*Task details*.
Return each line of the data below exactly, omitting any pictures.

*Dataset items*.
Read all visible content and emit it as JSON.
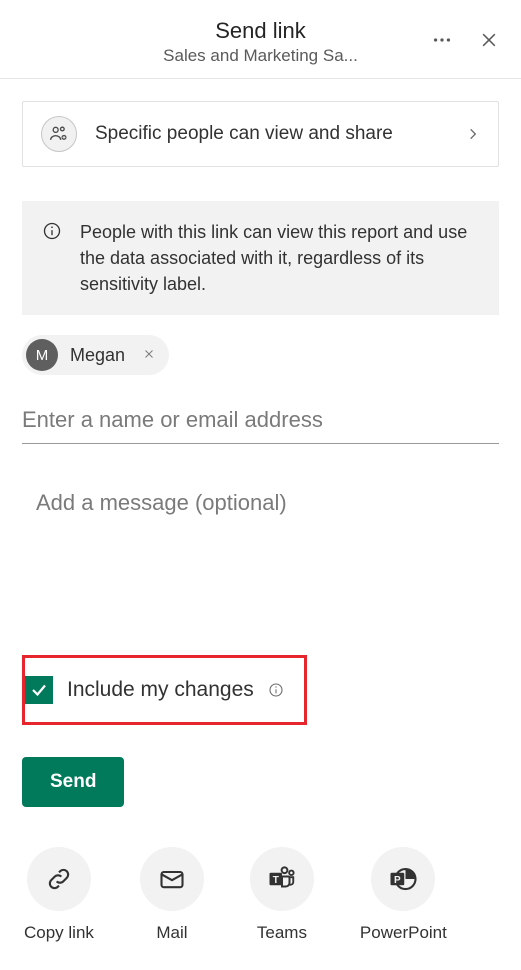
{
  "header": {
    "title": "Send link",
    "subtitle": "Sales and Marketing Sa..."
  },
  "permission": {
    "label": "Specific people can view and share"
  },
  "banner": {
    "text": "People with this link can view this report and use the data associated with it, regardless of its sensitivity label."
  },
  "recipients": [
    {
      "initial": "M",
      "name": "Megan"
    }
  ],
  "nameInput": {
    "placeholder": "Enter a name or email address",
    "value": ""
  },
  "messageInput": {
    "placeholder": "Add a message (optional)",
    "value": ""
  },
  "includeChanges": {
    "label": "Include my changes",
    "checked": true
  },
  "sendButton": {
    "label": "Send"
  },
  "shareTargets": [
    {
      "label": "Copy link",
      "icon": "link"
    },
    {
      "label": "Mail",
      "icon": "mail"
    },
    {
      "label": "Teams",
      "icon": "teams"
    },
    {
      "label": "PowerPoint",
      "icon": "powerpoint"
    }
  ]
}
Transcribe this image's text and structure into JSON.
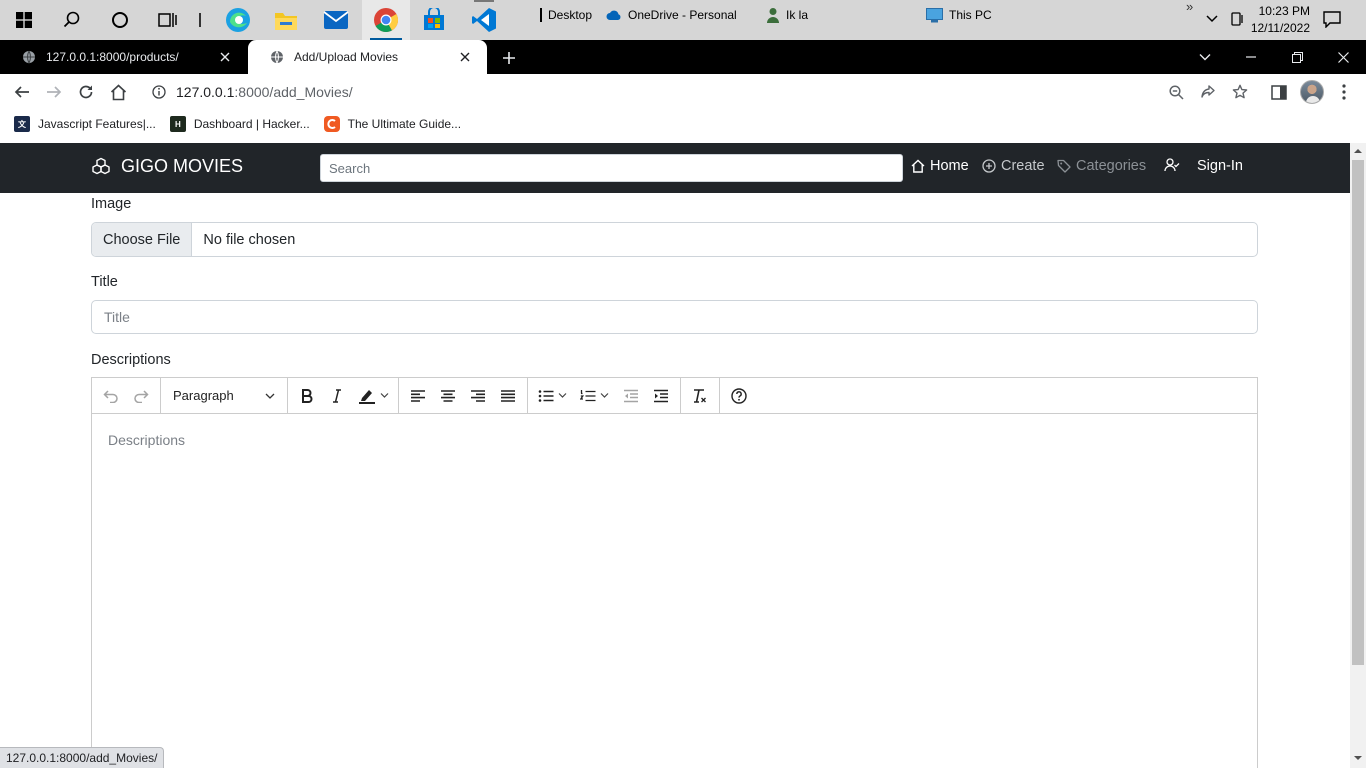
{
  "taskbar": {
    "items": [
      {
        "name": "Desktop"
      },
      {
        "name": "OneDrive - Personal"
      },
      {
        "name": "Ik la"
      },
      {
        "name": "This PC"
      }
    ],
    "overflow": "»",
    "clock": {
      "time": "10:23 PM",
      "date": "12/11/2022"
    }
  },
  "tabs": [
    {
      "title": "127.0.0.1:8000/products/",
      "active": false
    },
    {
      "title": "Add/Upload Movies",
      "active": true
    }
  ],
  "address_bar": {
    "host": "127.0.0.1",
    "path": ":8000/add_Movies/"
  },
  "bookmarks": [
    {
      "label": "Javascript Features|...",
      "icon": "translate-icon",
      "color": "#1a2a4a"
    },
    {
      "label": "Dashboard | Hacker...",
      "icon": "hackerrank-icon",
      "color": "#1e2a1e",
      "icon_text": "H"
    },
    {
      "label": "The Ultimate Guide...",
      "icon": "codedamn-icon",
      "color": "#f05a22"
    }
  ],
  "page": {
    "brand": "GIGO MOVIES",
    "search_placeholder": "Search",
    "nav": {
      "home": "Home",
      "create": "Create",
      "categories": "Categories",
      "signin": "Sign-In"
    },
    "form": {
      "image_label": "Image",
      "file_button": "Choose File",
      "file_status": "No file chosen",
      "title_label": "Title",
      "title_placeholder": "Title",
      "descriptions_label": "Descriptions",
      "block_format": "Paragraph",
      "editor_placeholder": "Descriptions"
    }
  },
  "status_url": "127.0.0.1:8000/add_Movies/",
  "colors": {
    "navbar": "#212529",
    "taskbar": "#d6d6d6",
    "tabstrip": "#000000"
  }
}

*Result of this exercise*.
Read all visible content and emit it as JSON.
{
  "header": {
    "title": "Send link",
    "subtitle": "Sales and Marketing Sa..."
  },
  "permission": {
    "label": "Specific people can view and share"
  },
  "banner": {
    "text": "People with this link can view this report and use the data associated with it, regardless of its sensitivity label."
  },
  "recipients": [
    {
      "initial": "M",
      "name": "Megan"
    }
  ],
  "nameInput": {
    "placeholder": "Enter a name or email address",
    "value": ""
  },
  "messageInput": {
    "placeholder": "Add a message (optional)",
    "value": ""
  },
  "includeChanges": {
    "label": "Include my changes",
    "checked": true
  },
  "sendButton": {
    "label": "Send"
  },
  "shareTargets": [
    {
      "label": "Copy link",
      "icon": "link"
    },
    {
      "label": "Mail",
      "icon": "mail"
    },
    {
      "label": "Teams",
      "icon": "teams"
    },
    {
      "label": "PowerPoint",
      "icon": "powerpoint"
    }
  ]
}
Transcribe this image's text and structure into JSON.
{
  "taskbar": {
    "items": [
      {
        "name": "Desktop"
      },
      {
        "name": "OneDrive - Personal"
      },
      {
        "name": "Ik la"
      },
      {
        "name": "This PC"
      }
    ],
    "overflow": "»",
    "clock": {
      "time": "10:23 PM",
      "date": "12/11/2022"
    }
  },
  "tabs": [
    {
      "title": "127.0.0.1:8000/products/",
      "active": false
    },
    {
      "title": "Add/Upload Movies",
      "active": true
    }
  ],
  "address_bar": {
    "host": "127.0.0.1",
    "path": ":8000/add_Movies/"
  },
  "bookmarks": [
    {
      "label": "Javascript Features|...",
      "icon": "translate-icon",
      "color": "#1a2a4a"
    },
    {
      "label": "Dashboard | Hacker...",
      "icon": "hackerrank-icon",
      "color": "#1e2a1e",
      "icon_text": "H"
    },
    {
      "label": "The Ultimate Guide...",
      "icon": "codedamn-icon",
      "color": "#f05a22"
    }
  ],
  "page": {
    "brand": "GIGO MOVIES",
    "search_placeholder": "Search",
    "nav": {
      "home": "Home",
      "create": "Create",
      "categories": "Categories",
      "signin": "Sign-In"
    },
    "form": {
      "image_label": "Image",
      "file_button": "Choose File",
      "file_status": "No file chosen",
      "title_label": "Title",
      "title_placeholder": "Title",
      "descriptions_label": "Descriptions",
      "block_format": "Paragraph",
      "editor_placeholder": "Descriptions"
    }
  },
  "status_url": "127.0.0.1:8000/add_Movies/",
  "colors": {
    "navbar": "#212529",
    "taskbar": "#d6d6d6",
    "tabstrip": "#000000"
  }
}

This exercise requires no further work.